─── Texto de origen ───

La concepción original de lo que significaba femicide tuvo que cambiar de acuerdo a las diferentes realidades y violencias. Russell, primero, amplió el término para considerar también a mujeres que atacan a otras mujeres por motivaciones patriarcales (Russell “Definición de feminicidio” 82) y a ello le llamó feminicidios sociales o encubiertos, pues son prácticas en las que se permite la muerte de mujeres producto de actitudes o instituciones sociales misóginas (Russell “Definición de feminicidio” 85). Así, la tipología actualmente incluye no solo a hombres que asesinan mujeres por misoginia o sexismo, sino muerte por histerectomías, mutilación de genitales, experimentaciones con el cuerpo de las mujeres, abortos mal practicados, la preferencia por hijos varones en determinadas culturas, etc. Todas las prácticas sociales patriarcales que conllevan la degradación de la vida de las mujeres y su muerte son hoy consideradas como feminicidios.

───

Lo que harás
1. Indica si cada afirmación coincide con el texto sobre el feminicidio y responde sí o no, citando textualmente las palabras que lo deciden: (a) Russell extendió el término a mujeres que atacan a otras mujeres por motivaciones patriarcales. (b) La tipología actual abarca únicamente a hombres que asesinan mujeres. (c) La concepción original del término se mantuvo sin cambios.
2. Según el texto sobre el feminicidio, ¿qué nombre dio Russell a los casos de mujeres que atacan a otras mujeres por motivaciones patriarcales?
3. Prosigue, por favor, el texto sobre el feminicidio a partir de su última oración.

─── Listado ───

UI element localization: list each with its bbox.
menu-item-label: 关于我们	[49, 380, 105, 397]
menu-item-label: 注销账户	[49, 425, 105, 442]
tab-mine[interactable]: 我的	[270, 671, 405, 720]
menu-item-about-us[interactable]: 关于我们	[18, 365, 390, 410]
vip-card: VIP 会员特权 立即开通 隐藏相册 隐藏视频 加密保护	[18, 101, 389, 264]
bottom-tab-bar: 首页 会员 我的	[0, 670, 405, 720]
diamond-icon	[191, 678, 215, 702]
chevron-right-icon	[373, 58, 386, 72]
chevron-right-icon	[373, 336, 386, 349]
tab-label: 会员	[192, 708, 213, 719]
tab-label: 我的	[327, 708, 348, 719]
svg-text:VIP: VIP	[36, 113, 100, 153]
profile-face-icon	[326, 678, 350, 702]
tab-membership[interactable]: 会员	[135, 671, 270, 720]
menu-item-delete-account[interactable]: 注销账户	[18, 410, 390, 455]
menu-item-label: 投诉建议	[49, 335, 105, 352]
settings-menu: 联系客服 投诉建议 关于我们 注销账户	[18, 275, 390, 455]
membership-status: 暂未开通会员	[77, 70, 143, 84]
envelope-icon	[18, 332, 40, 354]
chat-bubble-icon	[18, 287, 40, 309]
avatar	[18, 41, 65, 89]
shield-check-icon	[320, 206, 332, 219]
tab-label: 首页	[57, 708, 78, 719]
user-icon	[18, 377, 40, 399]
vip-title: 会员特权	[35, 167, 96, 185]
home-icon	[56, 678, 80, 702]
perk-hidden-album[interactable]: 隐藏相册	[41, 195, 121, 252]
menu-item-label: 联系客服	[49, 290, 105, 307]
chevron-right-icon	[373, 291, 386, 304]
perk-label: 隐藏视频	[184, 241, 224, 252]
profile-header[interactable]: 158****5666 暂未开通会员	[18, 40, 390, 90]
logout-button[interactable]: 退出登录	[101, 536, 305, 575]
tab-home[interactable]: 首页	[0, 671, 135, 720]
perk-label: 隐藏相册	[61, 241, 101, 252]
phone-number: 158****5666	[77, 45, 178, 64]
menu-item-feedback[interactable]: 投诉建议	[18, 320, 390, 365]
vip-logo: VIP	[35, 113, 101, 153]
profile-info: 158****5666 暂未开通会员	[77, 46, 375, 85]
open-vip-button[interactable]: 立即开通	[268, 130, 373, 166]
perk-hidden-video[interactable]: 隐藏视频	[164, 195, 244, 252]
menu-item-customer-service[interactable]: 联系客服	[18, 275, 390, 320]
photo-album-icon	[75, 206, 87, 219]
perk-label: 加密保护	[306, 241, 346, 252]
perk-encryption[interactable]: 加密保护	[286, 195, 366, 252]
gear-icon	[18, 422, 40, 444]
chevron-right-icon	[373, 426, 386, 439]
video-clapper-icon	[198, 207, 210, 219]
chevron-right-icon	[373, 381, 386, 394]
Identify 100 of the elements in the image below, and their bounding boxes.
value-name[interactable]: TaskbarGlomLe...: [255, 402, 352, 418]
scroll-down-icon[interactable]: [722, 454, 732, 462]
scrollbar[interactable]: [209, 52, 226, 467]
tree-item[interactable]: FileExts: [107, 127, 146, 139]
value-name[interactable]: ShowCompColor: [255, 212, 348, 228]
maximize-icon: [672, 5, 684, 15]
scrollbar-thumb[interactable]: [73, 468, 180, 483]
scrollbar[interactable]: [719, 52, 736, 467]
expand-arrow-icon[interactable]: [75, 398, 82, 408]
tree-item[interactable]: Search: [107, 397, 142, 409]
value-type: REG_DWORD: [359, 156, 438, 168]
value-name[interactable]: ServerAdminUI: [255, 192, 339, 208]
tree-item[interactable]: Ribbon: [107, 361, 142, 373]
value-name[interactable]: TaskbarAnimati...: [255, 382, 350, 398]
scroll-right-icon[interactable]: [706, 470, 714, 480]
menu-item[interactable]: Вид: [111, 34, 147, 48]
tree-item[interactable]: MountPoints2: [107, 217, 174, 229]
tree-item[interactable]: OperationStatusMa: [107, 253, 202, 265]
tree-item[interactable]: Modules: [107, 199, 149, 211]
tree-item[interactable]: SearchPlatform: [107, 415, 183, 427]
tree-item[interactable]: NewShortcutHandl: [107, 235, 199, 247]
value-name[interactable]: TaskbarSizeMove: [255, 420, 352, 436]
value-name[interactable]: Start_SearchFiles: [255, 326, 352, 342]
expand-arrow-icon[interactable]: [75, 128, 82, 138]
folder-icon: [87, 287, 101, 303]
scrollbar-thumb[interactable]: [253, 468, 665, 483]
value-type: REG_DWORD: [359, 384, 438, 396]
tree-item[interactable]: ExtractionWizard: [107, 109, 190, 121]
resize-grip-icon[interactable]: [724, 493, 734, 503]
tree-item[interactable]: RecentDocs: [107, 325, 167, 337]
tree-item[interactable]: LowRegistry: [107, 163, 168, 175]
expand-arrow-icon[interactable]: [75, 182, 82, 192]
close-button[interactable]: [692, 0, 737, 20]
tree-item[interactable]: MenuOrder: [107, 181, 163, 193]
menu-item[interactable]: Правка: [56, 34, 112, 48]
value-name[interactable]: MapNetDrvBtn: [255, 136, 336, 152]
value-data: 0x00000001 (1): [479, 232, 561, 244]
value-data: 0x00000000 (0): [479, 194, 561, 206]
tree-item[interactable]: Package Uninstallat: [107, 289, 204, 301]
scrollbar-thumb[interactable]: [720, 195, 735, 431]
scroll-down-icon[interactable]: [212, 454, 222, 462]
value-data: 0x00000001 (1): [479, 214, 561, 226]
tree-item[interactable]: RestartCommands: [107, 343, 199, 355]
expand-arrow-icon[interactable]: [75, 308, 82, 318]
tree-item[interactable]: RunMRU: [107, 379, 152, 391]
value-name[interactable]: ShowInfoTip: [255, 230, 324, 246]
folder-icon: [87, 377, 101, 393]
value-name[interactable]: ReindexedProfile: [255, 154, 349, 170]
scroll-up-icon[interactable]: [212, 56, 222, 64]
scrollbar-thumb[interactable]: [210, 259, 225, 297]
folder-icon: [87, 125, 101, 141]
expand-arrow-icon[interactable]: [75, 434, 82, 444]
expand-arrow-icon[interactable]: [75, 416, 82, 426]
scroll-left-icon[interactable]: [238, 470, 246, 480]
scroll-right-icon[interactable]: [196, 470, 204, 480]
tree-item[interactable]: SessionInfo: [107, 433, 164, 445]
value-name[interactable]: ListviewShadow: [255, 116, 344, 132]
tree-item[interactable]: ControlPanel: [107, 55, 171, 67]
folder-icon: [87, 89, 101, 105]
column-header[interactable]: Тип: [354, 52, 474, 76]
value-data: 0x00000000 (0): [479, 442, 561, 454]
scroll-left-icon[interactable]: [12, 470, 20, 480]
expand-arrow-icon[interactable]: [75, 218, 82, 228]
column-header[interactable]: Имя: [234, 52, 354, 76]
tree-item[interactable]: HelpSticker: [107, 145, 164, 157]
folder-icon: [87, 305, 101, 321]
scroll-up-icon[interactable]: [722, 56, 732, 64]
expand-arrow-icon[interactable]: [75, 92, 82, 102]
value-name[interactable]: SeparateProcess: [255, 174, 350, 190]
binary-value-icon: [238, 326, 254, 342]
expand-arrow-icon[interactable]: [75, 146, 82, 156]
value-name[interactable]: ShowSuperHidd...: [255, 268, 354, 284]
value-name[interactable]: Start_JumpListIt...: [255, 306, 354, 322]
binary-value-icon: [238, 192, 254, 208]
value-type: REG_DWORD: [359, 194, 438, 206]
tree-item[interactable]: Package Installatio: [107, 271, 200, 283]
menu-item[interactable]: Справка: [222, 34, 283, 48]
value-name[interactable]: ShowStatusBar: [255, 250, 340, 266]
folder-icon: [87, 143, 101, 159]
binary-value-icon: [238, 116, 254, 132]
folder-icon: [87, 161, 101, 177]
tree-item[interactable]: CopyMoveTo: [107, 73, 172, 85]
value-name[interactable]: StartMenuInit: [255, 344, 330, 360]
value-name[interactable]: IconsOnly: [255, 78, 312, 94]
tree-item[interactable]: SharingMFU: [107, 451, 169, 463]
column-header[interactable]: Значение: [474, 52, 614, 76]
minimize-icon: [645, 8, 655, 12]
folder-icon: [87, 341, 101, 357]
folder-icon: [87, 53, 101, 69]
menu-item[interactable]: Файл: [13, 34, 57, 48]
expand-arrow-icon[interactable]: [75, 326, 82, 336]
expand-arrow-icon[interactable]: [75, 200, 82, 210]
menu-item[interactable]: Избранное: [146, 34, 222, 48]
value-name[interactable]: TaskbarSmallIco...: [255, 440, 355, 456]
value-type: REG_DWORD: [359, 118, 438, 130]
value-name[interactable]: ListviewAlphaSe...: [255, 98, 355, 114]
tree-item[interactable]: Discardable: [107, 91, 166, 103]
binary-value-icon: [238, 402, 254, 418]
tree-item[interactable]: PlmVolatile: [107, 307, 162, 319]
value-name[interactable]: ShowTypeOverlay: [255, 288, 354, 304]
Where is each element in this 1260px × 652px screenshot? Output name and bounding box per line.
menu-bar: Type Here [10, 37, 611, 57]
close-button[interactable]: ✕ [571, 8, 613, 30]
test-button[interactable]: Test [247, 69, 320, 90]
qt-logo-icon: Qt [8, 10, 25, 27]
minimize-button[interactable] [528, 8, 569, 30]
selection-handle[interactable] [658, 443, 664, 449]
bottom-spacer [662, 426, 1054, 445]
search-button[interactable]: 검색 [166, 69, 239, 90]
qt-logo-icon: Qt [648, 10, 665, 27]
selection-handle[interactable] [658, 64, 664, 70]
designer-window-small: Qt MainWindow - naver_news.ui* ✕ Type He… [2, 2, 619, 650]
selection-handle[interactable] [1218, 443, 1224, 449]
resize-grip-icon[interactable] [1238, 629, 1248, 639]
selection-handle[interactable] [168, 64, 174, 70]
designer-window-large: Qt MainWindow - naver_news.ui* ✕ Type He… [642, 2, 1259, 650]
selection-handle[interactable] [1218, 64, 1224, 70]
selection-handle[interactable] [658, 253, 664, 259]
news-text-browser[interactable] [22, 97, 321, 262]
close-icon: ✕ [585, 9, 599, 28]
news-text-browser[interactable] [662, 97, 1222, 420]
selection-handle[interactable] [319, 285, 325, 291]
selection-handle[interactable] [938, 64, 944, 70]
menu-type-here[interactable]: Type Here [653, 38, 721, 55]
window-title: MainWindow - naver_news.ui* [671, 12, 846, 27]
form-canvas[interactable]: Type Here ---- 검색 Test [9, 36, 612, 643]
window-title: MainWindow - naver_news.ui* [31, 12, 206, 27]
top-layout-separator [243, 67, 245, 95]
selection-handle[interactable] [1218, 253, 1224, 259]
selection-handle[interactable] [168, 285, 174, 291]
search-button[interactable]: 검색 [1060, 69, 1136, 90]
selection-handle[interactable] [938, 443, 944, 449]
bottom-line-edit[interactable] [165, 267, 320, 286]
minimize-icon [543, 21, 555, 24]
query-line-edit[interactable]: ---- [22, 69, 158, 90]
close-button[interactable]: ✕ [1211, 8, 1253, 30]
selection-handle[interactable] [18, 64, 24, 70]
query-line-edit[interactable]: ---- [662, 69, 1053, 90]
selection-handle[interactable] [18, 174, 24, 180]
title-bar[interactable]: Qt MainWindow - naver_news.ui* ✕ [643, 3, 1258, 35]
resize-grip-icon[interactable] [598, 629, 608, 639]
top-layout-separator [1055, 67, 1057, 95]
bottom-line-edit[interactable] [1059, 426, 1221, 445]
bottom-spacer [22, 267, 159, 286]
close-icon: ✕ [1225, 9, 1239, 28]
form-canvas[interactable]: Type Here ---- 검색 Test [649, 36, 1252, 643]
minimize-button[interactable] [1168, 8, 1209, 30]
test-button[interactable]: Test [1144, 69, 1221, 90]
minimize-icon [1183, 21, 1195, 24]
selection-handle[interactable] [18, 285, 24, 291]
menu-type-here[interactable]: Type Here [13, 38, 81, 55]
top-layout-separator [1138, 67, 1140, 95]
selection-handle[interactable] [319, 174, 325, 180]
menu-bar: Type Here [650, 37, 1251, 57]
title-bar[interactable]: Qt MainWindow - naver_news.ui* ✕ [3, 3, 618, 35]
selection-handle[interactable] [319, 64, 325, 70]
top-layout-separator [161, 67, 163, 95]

───

Respuestas
1.
(a) Sí: "Russell, primero, amplió el término para considerar también a mujeres que atacan a otras mujeres por motivaciones patriarcales".
(b) No: "la tipología actualmente incluye no solo a hombres que asesinan mujeres por misoginia o sexismo".
(c) No: "La concepción original de lo que significaba femicide tuvo que cambiar de acuerdo a las diferentes realidades y violencias".

2. Feminicidios sociales o encubiertos.

3.
Ya no hablamos de femicide como un crimen solo de hombres contra mujeres, sino que especificamos también que son producto de una violencia sexista o misógina, es decir, cometidos por hombres que creen tener el control y dominio sobre sus parejas, tanto como aquellos crímenes que derivan de prácticas patriarcales que denotan un odio hacia el género femenino. En resumen, el resultado letal de formas previas de hostigamiento, daño, acoso y distintas formas de maltrato hacia las mujeres, tal como indica la académica Marcela Lagarde (Russell y Harmes 21), quien optó por traducirlo como feminicidio, con el fin de considerar no solo el sexo de la víctima, sino entender que este crimen es la culminación de una violencia sistemática que se ha ejercido contra las mujeres y del cual los estados son responsables1.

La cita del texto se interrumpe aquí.